STATED EXERCISE: Give the number of lines that contain the string "title", and nothing else.
--------------------
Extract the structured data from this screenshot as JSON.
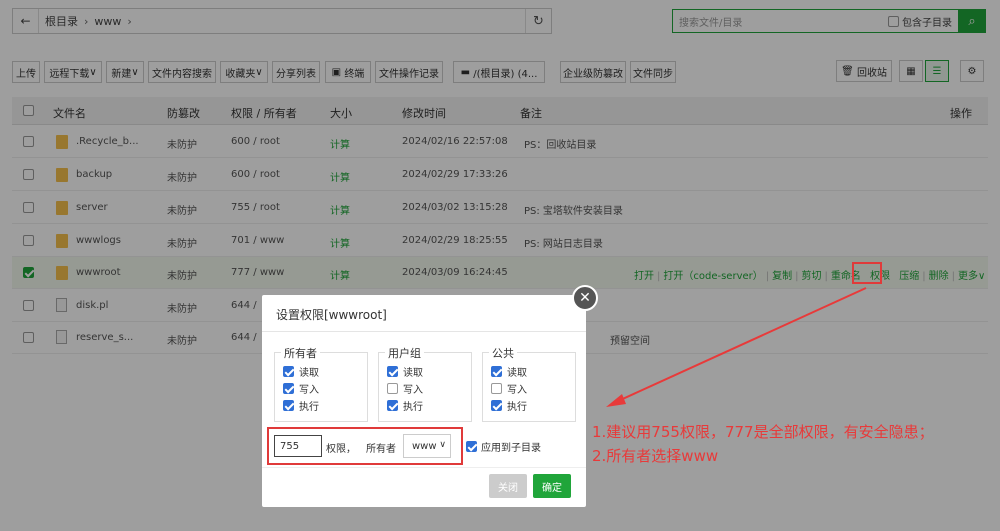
{
  "path": {
    "crumbs": [
      "根目录",
      "www"
    ]
  },
  "search": {
    "placeholder": "搜索文件/目录",
    "include_sub": "包含子目录"
  },
  "toolbar": {
    "upload": "上传",
    "remote_download": "远程下载",
    "new": "新建",
    "content_search": "文件内容搜索",
    "favorites": "收藏夹",
    "share_list": "分享列表",
    "terminal": "终端",
    "file_log": "文件操作记录",
    "disk": "/(根目录) (4...",
    "tamper": "企业级防篡改",
    "sync": "文件同步",
    "recycle": "回收站"
  },
  "table": {
    "headers": {
      "name": "文件名",
      "protect": "防篡改",
      "perm": "权限 / 所有者",
      "size": "大小",
      "mtime": "修改时间",
      "note": "备注",
      "ops": "操作"
    },
    "rows": [
      {
        "name": ".Recycle_b...",
        "protect": "未防护",
        "perm": "600 / root",
        "size": "计算",
        "mtime": "2024/02/16 22:57:08",
        "note": "PS：回收站目录"
      },
      {
        "name": "backup",
        "protect": "未防护",
        "perm": "600 / root",
        "size": "计算",
        "mtime": "2024/02/29 17:33:26",
        "note": ""
      },
      {
        "name": "server",
        "protect": "未防护",
        "perm": "755 / root",
        "size": "计算",
        "mtime": "2024/03/02 13:15:28",
        "note": "PS: 宝塔软件安装目录"
      },
      {
        "name": "wwwlogs",
        "protect": "未防护",
        "perm": "701 / www",
        "size": "计算",
        "mtime": "2024/02/29 18:25:55",
        "note": "PS: 网站日志目录"
      },
      {
        "name": "wwwroot",
        "protect": "未防护",
        "perm": "777 / www",
        "size": "计算",
        "mtime": "2024/03/09 16:24:45",
        "note": ""
      },
      {
        "name": "disk.pl",
        "protect": "未防护",
        "perm": "644 /",
        "size": "",
        "mtime": "",
        "note": ""
      },
      {
        "name": "reserve_s...",
        "protect": "未防护",
        "perm": "644 /",
        "size": "",
        "mtime": "",
        "note": "预留空间"
      }
    ],
    "row_ops": {
      "open": "打开",
      "open_code": "打开（code-server）",
      "copy": "复制",
      "cut": "剪切",
      "rename": "重命名",
      "perm": "权限",
      "zip": "压缩",
      "delete": "删除",
      "more": "更多"
    }
  },
  "dialog": {
    "title": "设置权限[wwwroot]",
    "owner": {
      "title": "所有者",
      "read": "读取",
      "write": "写入",
      "exec": "执行"
    },
    "group": {
      "title": "用户组",
      "read": "读取",
      "write": "写入",
      "exec": "执行"
    },
    "public": {
      "title": "公共",
      "read": "读取",
      "write": "写入",
      "exec": "执行"
    },
    "perm_value": "755",
    "perm_label": "权限，",
    "owner_label": "所有者",
    "owner_value": "www",
    "apply_sub": "应用到子目录",
    "close_btn": "关闭",
    "ok_btn": "确定"
  },
  "annotation": {
    "line1": "1.建议用755权限，777是全部权限，有安全隐患；",
    "line2": "2.所有者选择www"
  },
  "colors": {
    "accent": "#20a53a",
    "annotation": "#e83a3a"
  }
}
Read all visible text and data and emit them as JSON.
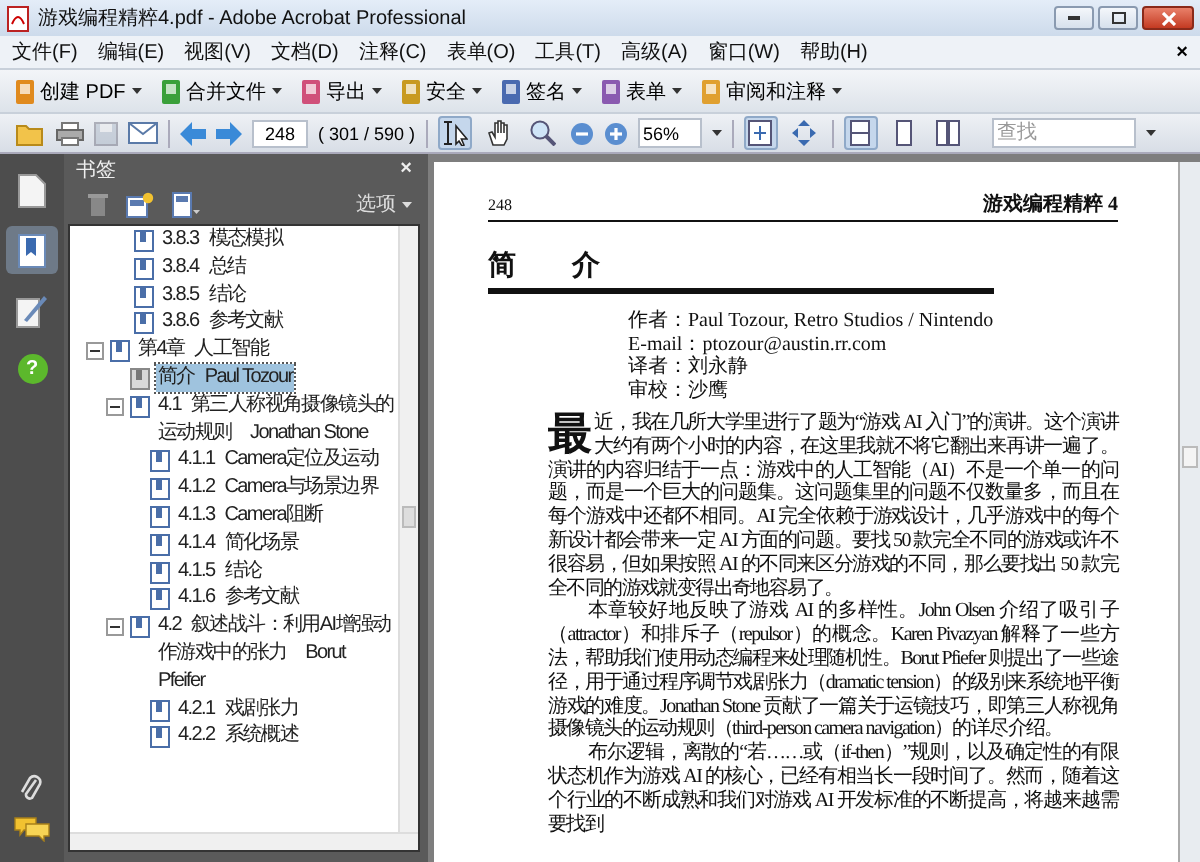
{
  "window": {
    "title": "游戏编程精粹4.pdf - Adobe Acrobat Professional"
  },
  "menu": [
    "文件(F)",
    "编辑(E)",
    "视图(V)",
    "文档(D)",
    "注释(C)",
    "表单(O)",
    "工具(T)",
    "高级(A)",
    "窗口(W)",
    "帮助(H)"
  ],
  "menu_close": "×",
  "task_buttons": [
    {
      "kind": "create",
      "label": "创建 PDF"
    },
    {
      "kind": "combine",
      "label": "合并文件"
    },
    {
      "kind": "export",
      "label": "导出"
    },
    {
      "kind": "secure",
      "label": "安全"
    },
    {
      "kind": "sign",
      "label": "签名"
    },
    {
      "kind": "form",
      "label": "表单"
    },
    {
      "kind": "review",
      "label": "审阅和注释"
    }
  ],
  "toolbar": {
    "save_disabled": true,
    "page_number": "248",
    "page_count": "( 301 / 590 )",
    "zoom": "56%",
    "search_placeholder": "查找",
    "tools": [
      {
        "selected": true
      },
      {
        "selected": false
      },
      {
        "selected": false
      }
    ],
    "fit": [
      {
        "selected": true
      },
      {
        "selected": false
      }
    ],
    "layout": [
      {
        "selected": true
      },
      {
        "selected": false
      },
      {
        "selected": false
      }
    ]
  },
  "side_tabs": [
    {
      "selected": false
    },
    {
      "selected": true
    },
    {
      "selected": false
    },
    {
      "selected": false
    }
  ],
  "help_mark": "?",
  "bookmarks": {
    "title": "书签",
    "close": "×",
    "options": "选项",
    "partial_items": [
      {
        "number": "3.8.3",
        "label": "模态模拟"
      },
      {
        "number": "3.8.4",
        "label": "总结"
      },
      {
        "number": "3.8.5",
        "label": "结论"
      },
      {
        "number": "3.8.6",
        "label": "参考文献"
      }
    ],
    "items": [
      {
        "number": "第4章",
        "label": "人工智能",
        "expanded": true,
        "selected": false,
        "children": [
          {
            "number": "简介",
            "label": "Paul Tozour",
            "selected": true
          },
          {
            "number": "4.1",
            "label": "第三人称视角摄像镜头的运动规则　Jonathan Stone",
            "expanded": true,
            "selected": false,
            "children": [
              {
                "number": "4.1.1",
                "label": "Camera定位及运动",
                "selected": false
              },
              {
                "number": "4.1.2",
                "label": "Camera与场景边界",
                "selected": false
              },
              {
                "number": "4.1.3",
                "label": "Camera阻断",
                "selected": false
              },
              {
                "number": "4.1.4",
                "label": "简化场景",
                "selected": false
              },
              {
                "number": "4.1.5",
                "label": "结论",
                "selected": false
              },
              {
                "number": "4.1.6",
                "label": "参考文献",
                "selected": false
              }
            ]
          },
          {
            "number": "4.2",
            "label": "叙述战斗：利用AI增强动作游戏中的张力　Borut Pfeifer",
            "expanded": true,
            "selected": false,
            "children": [
              {
                "number": "4.2.1",
                "label": "戏剧张力",
                "selected": false
              },
              {
                "number": "4.2.2",
                "label": "系统概述",
                "selected": false
              }
            ]
          }
        ]
      }
    ]
  },
  "page": {
    "number": "248",
    "running_head": "游戏编程精粹 4",
    "title": "简　　介",
    "credits": [
      "作者：Paul Tozour, Retro Studios / Nintendo",
      "E-mail：ptozour@austin.rr.com",
      "译者：刘永静",
      "审校：沙鹰"
    ],
    "paragraphs": [
      "最近，我在几所大学里进行了题为“游戏 AI 入门”的演讲。这个演讲大约有两个小时的内容，在这里我就不将它翻出来再讲一遍了。演讲的内容归结于一点：游戏中的人工智能（AI）不是一个单一的问题，而是一个巨大的问题集。这问题集里的问题不仅数量多，而且在每个游戏中还都不相同。AI 完全依赖于游戏设计，几乎游戏中的每个新设计都会带来一定 AI 方面的问题。要找 50 款完全不同的游戏或许不很容易，但如果按照 AI 的不同来区分游戏的不同，那么要找出 50 款完全不同的游戏就变得出奇地容易了。",
      "本章较好地反映了游戏 AI 的多样性。John Olsen 介绍了吸引子（attractor）和排斥子（repulsor）的概念。Karen Pivazyan 解释了一些方法，帮助我们使用动态编程来处理随机性。Borut Pfiefer 则提出了一些途径，用于通过程序调节戏剧张力（dramatic tension）的级别来系统地平衡游戏的难度。Jonathan Stone 贡献了一篇关于运镜技巧，即第三人称视角摄像镜头的运动规则（third-person camera navigation）的详尽介绍。",
      "布尔逻辑，离散的“若……或（if-then）”规则，以及确定性的有限状态机作为游戏 AI 的核心，已经有相当长一段时间了。然而，随着这个行业的不断成熟和我们对游戏 AI 开发标准的不断提高，将越来越需要找到"
    ]
  }
}
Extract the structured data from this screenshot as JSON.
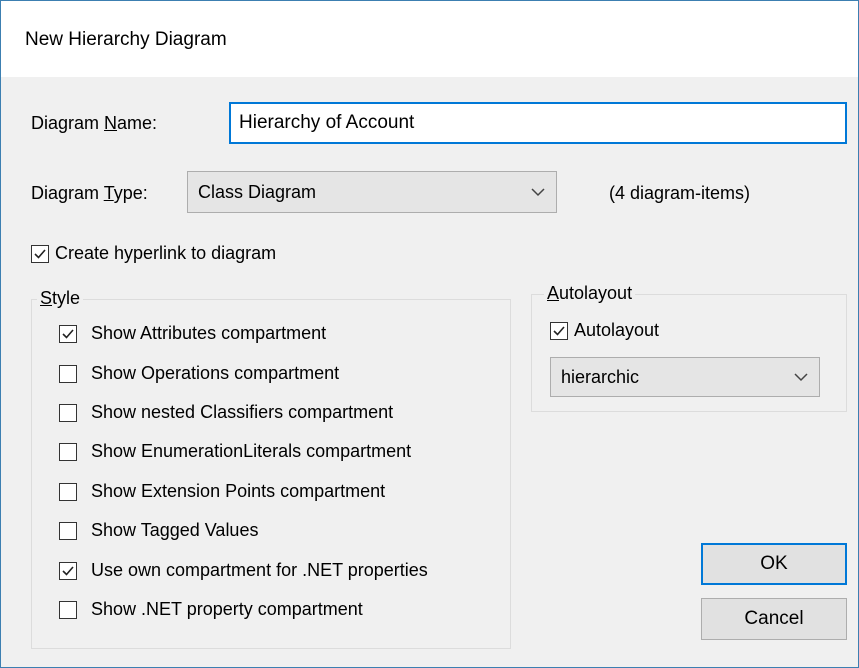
--------------------
EXERCISE SOLUTION: 7